Yapılacaklar:
1: Laiklik üzerine yazıya göre aşağıdaki soruları yanıtlayın.
(a) Laikliğin yeni anayasada olmaması gerektiğini söyleyen kimdir ve görevi nedir?
(b) Yazar "morkoloz" sözcüğünü hangi amaçla uydurduğunu belirtiyor?
(c) Yazıya göre devletlerin neyi olmaz?
2: Laiklik üzerine yazıda "Bunun böyle olmayacağını" sözlerinin geçtiği yerden başlayıp "devletlerin duyguları olmaz." sözlerinden sonra biten bölümü hiç değiştirmeden tekrar yazın.
3: Laiklik üzerine yazıyı son cümlesinden sonra kaldığı yerden sürdürün.
======== Gösterilen Metin
Morkoloz Bey’e...

Türkiye Büyük Millet Meclisi Başkanı İsmail Kahraman, “Laiklik yeni anayasada olmamalıdır. Anayasamız dindar olmalıdır” dedi.
Çok duymuşsunuzdur; bunlar daha düne kadar, “Laikim” diyen vatandaşları, “İnsanlar laik olmaz, devletler olur” diye (haklı olarak) azarlıyorlardı.
***
Peki; birey “laik” olmaz da...
Anayasa “dindar” olur mu?
Namazı biz kılmayacağız da “anayasa” mı kılacak? Hacca biz gitmeyeceğiz de “anayasa” mı gidecek? Zekatı biz vermeyeceğiz de “anayasa” mı verecek? Orucu biz tutmayacağız da “anayasa” mı tutacak? Kelime-i şahadeti ölürken biz getirmeyeceğiz de “anayasa” mı getirecek?
Bunun böyle olmayacağını bu sözü söyleyen cumhuriyet düşmanı bilmiyor mu?
***
Emin olun o morkoloz bile anayasanın dindar olmayacağını biliyor!
(Boşuna sözlüklere bakmayın; ‘morkoloz’ diye bir sözcük bulamazsınız. Bu adamı suç işlemeden tanımlayabilmek için ben uydurdum. Şimdi tekrar cümlenin başına dönün ve morkolozun yerine istediğiniz sözcüğü kullanarak yeniden okuyun... Nasıl, rahatladınız değil mi?)
Biliyor ama böyle konuşarak saf dindarların, mevcut anayasaya isyan edip yeni yapacakları anayasayı desteklemelerini amaçlıyor.
***
Din, inanç konusudur...
İnanıp inanmamak da insana özgü bir duygudur.
Oysa devletlerin duyguları olmaz.
Bu yüzden devletlerin anayasaları “dindar” falan olamaz!
Bunu diyen “morkoloz”un asıl söylemek istediği şudur:
“Biz, bu ülkeyi yönetenler yeterince dindar değiliz. Bari anayasamız olsun da milleti dinle kandırmaya devam edelim!”
***
İşte; bütün mesele bu:
Onlar çalsın, “anayasa” dindar olsun!
Onların çocukları kumarda yakalansın, biz anayasa emriyle Kur’an kursuna gidelim!
Onlar bavullar dolusu kara parayı başka ülkelere kaçırırken iş üstünde yakalansın; biz anayasa emriyle abdest alalım!
================
======== Veri Bölümü
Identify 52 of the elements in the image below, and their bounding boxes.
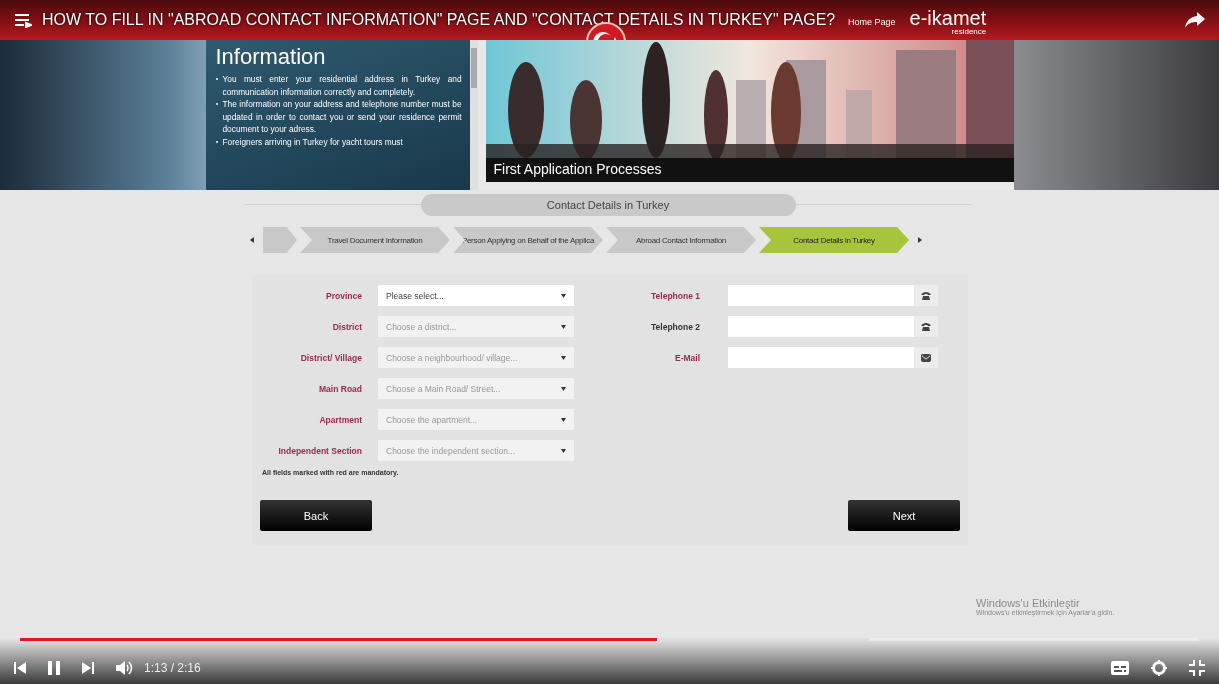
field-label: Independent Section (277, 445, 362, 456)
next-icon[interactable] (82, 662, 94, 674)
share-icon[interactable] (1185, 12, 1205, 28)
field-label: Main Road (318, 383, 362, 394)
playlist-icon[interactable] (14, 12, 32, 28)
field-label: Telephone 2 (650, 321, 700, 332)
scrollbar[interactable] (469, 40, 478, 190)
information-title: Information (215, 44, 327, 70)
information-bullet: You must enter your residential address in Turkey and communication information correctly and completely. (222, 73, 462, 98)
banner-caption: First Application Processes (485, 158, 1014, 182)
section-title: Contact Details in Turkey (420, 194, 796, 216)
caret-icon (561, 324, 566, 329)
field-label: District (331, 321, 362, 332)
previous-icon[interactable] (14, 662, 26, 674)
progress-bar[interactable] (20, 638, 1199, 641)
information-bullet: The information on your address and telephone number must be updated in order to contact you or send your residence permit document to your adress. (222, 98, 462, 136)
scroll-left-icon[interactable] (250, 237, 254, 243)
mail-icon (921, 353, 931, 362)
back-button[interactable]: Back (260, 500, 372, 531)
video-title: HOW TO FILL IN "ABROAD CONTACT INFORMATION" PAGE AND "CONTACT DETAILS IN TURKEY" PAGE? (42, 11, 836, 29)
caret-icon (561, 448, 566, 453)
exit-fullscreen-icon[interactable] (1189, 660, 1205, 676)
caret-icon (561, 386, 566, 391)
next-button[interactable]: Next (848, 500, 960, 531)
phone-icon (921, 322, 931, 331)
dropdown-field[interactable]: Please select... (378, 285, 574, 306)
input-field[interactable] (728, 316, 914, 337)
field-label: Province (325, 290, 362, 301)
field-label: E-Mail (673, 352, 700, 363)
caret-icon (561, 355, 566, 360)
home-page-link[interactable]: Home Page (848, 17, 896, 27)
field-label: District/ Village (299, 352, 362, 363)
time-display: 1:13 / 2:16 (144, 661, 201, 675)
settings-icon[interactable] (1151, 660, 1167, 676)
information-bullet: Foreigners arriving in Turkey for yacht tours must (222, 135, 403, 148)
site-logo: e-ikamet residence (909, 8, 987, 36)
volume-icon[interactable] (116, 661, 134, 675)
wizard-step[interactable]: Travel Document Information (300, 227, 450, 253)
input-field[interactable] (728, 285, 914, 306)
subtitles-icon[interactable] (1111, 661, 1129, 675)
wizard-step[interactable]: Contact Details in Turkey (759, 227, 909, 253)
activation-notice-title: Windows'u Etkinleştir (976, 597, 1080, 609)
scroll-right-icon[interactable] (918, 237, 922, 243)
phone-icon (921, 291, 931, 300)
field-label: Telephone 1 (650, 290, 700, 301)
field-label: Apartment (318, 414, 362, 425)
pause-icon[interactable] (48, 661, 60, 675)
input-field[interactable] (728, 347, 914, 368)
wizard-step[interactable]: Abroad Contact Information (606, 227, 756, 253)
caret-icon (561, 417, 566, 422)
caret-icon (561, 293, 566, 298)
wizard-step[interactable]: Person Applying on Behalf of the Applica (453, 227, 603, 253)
================
======== Veri Bölümü
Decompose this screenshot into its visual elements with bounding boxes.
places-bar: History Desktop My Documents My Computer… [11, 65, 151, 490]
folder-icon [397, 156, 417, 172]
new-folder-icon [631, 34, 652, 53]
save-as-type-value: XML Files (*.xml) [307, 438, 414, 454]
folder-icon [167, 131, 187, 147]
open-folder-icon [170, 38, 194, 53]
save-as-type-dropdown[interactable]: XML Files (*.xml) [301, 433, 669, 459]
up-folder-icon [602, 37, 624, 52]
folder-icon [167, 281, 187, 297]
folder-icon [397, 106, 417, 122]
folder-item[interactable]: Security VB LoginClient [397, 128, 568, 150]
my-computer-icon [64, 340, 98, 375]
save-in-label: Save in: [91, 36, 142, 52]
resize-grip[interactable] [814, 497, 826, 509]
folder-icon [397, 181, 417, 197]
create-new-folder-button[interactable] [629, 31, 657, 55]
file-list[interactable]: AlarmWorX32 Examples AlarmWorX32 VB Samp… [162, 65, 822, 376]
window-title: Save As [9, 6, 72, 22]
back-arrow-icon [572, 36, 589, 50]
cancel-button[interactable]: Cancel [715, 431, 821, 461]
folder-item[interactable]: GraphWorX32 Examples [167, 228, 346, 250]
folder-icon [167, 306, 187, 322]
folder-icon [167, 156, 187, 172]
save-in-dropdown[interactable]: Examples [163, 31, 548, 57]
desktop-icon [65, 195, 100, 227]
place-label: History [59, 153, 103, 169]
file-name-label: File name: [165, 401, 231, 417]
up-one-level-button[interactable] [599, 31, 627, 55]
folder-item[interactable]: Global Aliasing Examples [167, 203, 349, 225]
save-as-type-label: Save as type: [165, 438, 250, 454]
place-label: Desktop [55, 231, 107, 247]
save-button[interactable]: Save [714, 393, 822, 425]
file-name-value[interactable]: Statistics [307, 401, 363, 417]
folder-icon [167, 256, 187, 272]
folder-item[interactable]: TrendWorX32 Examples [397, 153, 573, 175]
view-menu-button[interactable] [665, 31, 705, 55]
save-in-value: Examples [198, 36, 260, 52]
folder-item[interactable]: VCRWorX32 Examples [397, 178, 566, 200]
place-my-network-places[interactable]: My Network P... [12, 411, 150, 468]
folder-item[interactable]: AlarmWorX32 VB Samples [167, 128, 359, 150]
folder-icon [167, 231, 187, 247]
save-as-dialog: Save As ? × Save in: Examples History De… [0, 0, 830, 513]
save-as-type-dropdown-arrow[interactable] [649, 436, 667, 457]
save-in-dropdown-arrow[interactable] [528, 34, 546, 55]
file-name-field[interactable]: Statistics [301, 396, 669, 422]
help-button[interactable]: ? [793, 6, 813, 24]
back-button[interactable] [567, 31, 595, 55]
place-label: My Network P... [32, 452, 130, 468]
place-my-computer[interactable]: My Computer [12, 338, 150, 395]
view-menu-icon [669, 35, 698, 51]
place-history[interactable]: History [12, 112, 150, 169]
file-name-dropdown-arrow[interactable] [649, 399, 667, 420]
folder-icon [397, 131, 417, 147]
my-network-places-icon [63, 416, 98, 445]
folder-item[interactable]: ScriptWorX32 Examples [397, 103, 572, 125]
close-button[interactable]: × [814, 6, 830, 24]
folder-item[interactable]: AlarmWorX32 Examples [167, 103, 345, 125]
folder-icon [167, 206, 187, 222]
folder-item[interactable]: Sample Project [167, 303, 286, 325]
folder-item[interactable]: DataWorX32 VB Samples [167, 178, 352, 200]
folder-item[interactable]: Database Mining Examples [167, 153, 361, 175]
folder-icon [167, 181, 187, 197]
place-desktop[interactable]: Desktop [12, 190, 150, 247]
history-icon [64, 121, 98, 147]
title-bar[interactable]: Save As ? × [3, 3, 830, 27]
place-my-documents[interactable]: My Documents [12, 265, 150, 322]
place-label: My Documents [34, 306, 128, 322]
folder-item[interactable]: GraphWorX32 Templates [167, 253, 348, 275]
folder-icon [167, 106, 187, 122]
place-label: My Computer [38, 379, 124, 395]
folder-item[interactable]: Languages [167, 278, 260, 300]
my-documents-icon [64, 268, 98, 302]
================
======== Veri Bölümü
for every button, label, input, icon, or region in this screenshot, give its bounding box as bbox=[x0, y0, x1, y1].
================
Yazılı Yanıtlar:
1:
(a) Türkiye Büyük Millet Meclisi Başkanı İsmail Kahraman.
(b) Bu adamı suç işlemeden tanımlayabilmek için.
(c) Duyguları olmaz.

2:
Bunun böyle olmayacağını bu sözü söyleyen cumhuriyet düşmanı bilmiyor mu?
***
Emin olun o morkoloz bile anayasanın dindar olmayacağını biliyor!
(Boşuna sözlüklere bakmayın; ‘morkoloz’ diye bir sözcük bulamazsınız. Bu adamı suç işlemeden tanımlayabilmek için ben uydurdum. Şimdi tekrar cümlenin başına dönün ve morkolozun yerine istediğiniz sözcüğü kullanarak yeniden okuyun... Nasıl, rahatladınız değil mi?)
Biliyor ama böyle konuşarak saf dindarların, mevcut anayasaya isyan edip yeni yapacakları anayasayı desteklemelerini amaçlıyor.
***
Din, inanç konusudur...
İnanıp inanmamak da insana özgü bir duygudur.
Oysa devletlerin duyguları olmaz.

3:
***
Olmaz Morkoloz Bey, olmaz!
Gerçekten adil, insandan yana, çağdaş, eşitlikçi ve demokrat yasalar ya da anayasalar ile bunları çıkarıp uygulayan devletler; asla ve asla dindar olmazlar.
Tam tersine her türlü dine ve etnik kökene karşı “kör, sağır, dilsiz ve elsiz” olurlar...
Kimsenin dinine karışmazlar ama kimseye de dinlerini sormazlar! İnanan ya da inanmayanlar arasında bir ayırım yapmazlar!
***
Bunları biliyorsan ne âlâ... Öyle yarım ağız değil; çık, bu halktan ağız dolusu özür dile...
Yok; bilmiyorsan, o koltukta işin ne?
İyisi mi... Sen git!
Giderken de koltuğuna bir şişe kezzap koy...
Hiç olmazsa o senden daha dürüst; üzerinde “tehlikeli madde” yazıyor!

YA OLURSA?
Morkoloz Bey, sana bir öneri:
Temsil ettiğin güruha bir bak da ondan sonra “şeriat” iste!
Bu adamların arasında hırsız var, rüşvetçi var, tecavüzcü var, hatta katil bile var...
Eğer istediğin olur da şeriat gelirse; bizi yönetenlerin yarısından fazlası elsiz, dilsiz, başsız kalır!
En iyileri de her gün kırbaçtan geçer...
Eğer; senin onları böyle bir felakete sürüklediğine bir uyanırlarsa var ya... Kendini, kendin bile bulamazsın!
Haberin ola...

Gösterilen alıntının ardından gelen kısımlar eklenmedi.